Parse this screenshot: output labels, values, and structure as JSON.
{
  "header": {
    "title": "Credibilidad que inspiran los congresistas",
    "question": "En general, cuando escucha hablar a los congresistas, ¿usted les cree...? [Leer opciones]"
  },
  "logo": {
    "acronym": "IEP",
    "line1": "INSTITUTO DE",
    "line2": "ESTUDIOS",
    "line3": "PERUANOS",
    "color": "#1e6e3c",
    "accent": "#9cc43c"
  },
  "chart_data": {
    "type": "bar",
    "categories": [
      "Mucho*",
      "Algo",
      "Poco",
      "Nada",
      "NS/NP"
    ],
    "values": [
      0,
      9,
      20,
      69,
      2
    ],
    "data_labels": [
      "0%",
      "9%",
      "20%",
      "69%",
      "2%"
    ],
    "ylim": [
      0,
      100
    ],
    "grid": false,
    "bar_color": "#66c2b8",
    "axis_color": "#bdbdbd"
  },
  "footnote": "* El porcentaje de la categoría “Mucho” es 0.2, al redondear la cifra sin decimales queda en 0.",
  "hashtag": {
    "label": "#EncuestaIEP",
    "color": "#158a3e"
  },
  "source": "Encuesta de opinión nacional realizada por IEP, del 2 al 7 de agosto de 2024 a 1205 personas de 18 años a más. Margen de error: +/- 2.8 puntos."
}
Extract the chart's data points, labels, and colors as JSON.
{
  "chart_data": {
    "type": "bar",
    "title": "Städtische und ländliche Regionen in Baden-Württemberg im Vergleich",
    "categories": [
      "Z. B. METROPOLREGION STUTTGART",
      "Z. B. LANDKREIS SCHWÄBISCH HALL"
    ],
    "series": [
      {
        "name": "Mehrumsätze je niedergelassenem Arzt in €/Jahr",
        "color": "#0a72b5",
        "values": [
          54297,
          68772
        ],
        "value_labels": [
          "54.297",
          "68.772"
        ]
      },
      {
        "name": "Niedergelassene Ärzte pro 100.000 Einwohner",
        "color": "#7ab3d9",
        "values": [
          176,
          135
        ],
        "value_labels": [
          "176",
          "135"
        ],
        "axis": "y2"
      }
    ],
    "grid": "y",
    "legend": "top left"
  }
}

-.-.-

## [Task]
Which lines contain the word "Mucho"? Copy each of them.

## [In response]
      "Mucho*",
  "footnote": "* El porcentaje de la categoría “Mucho” es 0.2, al redondear la cifra sin decimales queda en 0.",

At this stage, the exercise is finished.